**Task goal**
In the data below, locate each line with the word "type" and list it.

**Raw records**
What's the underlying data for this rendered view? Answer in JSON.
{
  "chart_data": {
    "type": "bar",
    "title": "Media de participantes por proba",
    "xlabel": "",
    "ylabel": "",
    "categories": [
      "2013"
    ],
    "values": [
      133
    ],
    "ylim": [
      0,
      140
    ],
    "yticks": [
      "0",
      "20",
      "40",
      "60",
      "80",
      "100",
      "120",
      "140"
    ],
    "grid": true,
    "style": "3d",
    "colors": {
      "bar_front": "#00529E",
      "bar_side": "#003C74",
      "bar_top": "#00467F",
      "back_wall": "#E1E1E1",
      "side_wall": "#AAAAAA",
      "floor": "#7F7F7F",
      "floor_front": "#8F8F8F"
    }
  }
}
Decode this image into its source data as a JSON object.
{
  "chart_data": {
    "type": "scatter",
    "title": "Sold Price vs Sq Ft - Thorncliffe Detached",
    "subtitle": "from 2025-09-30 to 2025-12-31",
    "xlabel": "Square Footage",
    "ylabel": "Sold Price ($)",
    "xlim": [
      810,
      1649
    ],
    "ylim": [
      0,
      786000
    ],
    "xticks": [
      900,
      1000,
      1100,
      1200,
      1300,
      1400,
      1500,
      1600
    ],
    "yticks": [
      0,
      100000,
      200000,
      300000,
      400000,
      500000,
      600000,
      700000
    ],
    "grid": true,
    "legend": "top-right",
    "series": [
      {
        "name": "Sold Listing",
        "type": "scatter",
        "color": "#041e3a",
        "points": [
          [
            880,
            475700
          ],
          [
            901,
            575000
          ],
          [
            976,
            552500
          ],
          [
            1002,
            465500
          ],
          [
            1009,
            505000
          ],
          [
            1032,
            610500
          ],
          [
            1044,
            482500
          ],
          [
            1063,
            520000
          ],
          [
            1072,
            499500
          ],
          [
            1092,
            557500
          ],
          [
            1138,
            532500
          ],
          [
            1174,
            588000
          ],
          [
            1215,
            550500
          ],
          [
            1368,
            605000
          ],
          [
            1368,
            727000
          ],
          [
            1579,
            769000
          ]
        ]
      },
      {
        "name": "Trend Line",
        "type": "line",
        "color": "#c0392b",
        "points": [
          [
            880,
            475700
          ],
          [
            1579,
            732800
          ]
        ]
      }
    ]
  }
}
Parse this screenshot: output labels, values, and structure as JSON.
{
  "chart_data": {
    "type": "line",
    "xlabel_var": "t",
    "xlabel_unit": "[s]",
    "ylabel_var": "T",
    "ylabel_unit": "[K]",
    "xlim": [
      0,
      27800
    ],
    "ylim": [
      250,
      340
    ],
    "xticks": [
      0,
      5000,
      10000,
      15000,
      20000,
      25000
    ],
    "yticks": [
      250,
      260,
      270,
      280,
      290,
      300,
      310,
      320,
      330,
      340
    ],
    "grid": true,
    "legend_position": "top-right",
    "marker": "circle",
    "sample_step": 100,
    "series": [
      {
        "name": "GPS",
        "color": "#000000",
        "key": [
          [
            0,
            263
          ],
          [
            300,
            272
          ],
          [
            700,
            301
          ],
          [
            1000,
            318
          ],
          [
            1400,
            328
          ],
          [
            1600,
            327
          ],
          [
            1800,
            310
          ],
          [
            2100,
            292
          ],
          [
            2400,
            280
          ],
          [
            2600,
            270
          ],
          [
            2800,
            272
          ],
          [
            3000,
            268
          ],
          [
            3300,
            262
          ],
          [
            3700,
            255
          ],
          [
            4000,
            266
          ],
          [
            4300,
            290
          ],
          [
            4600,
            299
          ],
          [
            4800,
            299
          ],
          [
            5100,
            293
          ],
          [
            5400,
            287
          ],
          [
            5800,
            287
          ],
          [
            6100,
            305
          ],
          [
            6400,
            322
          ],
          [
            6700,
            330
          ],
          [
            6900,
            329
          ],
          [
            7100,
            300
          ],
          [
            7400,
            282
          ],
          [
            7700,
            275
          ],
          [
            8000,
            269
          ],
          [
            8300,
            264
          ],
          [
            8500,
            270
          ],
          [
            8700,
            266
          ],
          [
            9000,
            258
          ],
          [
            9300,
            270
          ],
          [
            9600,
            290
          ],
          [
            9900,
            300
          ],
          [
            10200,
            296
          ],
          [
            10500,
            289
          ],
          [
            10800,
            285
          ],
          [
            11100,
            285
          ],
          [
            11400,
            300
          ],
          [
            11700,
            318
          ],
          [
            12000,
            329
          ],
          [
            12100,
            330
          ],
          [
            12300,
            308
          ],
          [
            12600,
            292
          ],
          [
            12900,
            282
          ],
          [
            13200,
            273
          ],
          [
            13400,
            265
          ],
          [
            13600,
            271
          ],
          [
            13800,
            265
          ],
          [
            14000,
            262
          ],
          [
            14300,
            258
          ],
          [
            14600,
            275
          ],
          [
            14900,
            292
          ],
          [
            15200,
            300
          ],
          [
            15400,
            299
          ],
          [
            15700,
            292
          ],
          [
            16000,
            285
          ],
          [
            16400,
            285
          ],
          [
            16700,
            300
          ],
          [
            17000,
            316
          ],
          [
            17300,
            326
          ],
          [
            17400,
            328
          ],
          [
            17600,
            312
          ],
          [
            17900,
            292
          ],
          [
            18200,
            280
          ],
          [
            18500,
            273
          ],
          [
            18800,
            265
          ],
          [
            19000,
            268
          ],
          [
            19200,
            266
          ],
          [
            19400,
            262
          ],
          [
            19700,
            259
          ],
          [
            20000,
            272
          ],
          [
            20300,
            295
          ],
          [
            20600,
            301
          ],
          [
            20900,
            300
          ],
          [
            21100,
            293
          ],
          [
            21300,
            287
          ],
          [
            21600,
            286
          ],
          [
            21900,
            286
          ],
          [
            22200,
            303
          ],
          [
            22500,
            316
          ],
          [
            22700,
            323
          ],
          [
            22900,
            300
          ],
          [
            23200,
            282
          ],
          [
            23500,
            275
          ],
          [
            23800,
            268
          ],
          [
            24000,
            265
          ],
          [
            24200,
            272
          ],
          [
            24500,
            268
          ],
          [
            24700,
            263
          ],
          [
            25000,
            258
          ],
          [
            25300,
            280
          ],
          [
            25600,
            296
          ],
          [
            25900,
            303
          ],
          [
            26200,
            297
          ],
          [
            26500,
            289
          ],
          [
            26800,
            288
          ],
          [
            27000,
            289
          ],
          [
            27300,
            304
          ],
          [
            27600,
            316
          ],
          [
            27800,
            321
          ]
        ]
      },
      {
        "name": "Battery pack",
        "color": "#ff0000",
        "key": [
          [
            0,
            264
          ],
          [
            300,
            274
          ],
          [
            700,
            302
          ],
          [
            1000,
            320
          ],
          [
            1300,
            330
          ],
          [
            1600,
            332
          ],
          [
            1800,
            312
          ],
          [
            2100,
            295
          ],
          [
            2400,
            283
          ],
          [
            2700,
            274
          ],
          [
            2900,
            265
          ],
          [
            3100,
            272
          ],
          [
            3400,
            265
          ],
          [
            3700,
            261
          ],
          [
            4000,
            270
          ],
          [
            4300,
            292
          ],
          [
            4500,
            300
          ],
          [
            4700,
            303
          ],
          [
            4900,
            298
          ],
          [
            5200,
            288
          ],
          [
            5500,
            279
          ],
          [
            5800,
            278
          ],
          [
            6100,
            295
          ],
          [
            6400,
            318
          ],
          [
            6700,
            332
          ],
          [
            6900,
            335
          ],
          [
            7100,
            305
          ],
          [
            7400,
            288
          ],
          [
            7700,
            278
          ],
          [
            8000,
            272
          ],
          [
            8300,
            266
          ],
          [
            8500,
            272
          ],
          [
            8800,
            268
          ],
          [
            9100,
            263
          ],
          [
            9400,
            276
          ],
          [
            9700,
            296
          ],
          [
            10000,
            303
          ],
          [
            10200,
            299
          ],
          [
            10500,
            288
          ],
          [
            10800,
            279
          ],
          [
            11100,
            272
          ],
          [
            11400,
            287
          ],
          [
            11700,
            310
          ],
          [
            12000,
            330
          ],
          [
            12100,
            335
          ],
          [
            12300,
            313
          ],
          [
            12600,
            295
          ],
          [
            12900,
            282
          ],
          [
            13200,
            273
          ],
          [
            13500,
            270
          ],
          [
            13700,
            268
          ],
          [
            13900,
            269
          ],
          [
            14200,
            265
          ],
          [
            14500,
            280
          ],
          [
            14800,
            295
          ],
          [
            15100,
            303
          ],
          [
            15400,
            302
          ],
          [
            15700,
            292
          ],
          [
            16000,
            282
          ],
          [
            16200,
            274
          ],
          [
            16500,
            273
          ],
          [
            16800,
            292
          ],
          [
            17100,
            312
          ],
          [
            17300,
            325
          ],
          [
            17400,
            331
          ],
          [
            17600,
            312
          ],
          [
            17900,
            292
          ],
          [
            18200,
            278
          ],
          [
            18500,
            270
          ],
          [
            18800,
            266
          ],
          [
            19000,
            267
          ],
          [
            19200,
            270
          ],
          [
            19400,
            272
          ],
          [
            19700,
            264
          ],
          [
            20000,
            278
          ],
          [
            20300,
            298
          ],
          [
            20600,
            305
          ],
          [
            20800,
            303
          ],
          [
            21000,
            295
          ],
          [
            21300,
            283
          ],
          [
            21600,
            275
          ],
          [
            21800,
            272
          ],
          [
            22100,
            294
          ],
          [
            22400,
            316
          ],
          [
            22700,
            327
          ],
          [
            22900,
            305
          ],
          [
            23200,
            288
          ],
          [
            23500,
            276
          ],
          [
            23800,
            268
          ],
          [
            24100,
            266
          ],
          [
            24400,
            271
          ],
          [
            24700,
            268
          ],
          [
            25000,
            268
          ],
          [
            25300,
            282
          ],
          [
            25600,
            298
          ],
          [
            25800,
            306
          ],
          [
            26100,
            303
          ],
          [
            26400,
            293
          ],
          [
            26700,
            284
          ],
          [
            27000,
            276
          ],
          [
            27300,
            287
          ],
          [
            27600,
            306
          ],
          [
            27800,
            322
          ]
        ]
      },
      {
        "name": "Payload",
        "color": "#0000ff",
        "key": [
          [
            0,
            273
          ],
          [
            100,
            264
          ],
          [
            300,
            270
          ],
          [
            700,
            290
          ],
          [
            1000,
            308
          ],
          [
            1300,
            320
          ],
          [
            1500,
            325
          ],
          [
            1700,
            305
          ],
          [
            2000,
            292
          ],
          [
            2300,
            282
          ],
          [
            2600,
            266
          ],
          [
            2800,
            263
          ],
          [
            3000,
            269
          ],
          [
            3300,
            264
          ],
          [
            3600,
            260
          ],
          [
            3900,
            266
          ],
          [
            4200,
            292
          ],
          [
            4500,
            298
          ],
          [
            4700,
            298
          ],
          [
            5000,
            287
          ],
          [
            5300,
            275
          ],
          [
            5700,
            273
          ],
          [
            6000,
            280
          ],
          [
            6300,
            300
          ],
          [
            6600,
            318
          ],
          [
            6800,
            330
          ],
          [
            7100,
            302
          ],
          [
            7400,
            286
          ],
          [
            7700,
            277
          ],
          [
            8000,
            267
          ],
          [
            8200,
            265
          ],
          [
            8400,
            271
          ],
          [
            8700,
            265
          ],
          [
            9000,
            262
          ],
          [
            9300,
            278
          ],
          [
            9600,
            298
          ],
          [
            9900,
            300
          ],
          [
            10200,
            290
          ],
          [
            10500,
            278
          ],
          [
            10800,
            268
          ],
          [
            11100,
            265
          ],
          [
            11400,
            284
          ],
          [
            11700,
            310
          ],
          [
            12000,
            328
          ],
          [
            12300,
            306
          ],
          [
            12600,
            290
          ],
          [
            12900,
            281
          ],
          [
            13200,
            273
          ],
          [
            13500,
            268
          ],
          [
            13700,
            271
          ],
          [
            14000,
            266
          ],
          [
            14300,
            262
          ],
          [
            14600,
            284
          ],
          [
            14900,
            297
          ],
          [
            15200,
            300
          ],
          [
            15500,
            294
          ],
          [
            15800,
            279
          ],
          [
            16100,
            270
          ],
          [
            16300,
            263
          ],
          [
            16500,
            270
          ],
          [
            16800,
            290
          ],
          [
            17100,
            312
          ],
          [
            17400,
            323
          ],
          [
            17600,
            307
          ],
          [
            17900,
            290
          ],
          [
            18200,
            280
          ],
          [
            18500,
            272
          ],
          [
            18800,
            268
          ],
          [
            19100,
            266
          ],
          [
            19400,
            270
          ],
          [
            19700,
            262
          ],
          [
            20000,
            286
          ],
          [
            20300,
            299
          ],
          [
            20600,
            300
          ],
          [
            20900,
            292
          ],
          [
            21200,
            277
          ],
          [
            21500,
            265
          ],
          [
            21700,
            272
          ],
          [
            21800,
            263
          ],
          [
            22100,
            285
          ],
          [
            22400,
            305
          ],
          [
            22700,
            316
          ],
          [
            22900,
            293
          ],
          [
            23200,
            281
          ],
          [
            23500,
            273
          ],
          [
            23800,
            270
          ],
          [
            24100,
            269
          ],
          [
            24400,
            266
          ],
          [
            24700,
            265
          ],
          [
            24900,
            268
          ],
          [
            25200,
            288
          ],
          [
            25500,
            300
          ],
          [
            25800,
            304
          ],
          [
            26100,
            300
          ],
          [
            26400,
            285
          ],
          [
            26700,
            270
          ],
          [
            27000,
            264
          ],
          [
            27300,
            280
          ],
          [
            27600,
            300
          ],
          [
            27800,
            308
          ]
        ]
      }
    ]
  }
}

**Result for this task**
    "type": "bar",
    "type": "scatter",
        "type": "scatter",
        "type": "line",
    "type": "line",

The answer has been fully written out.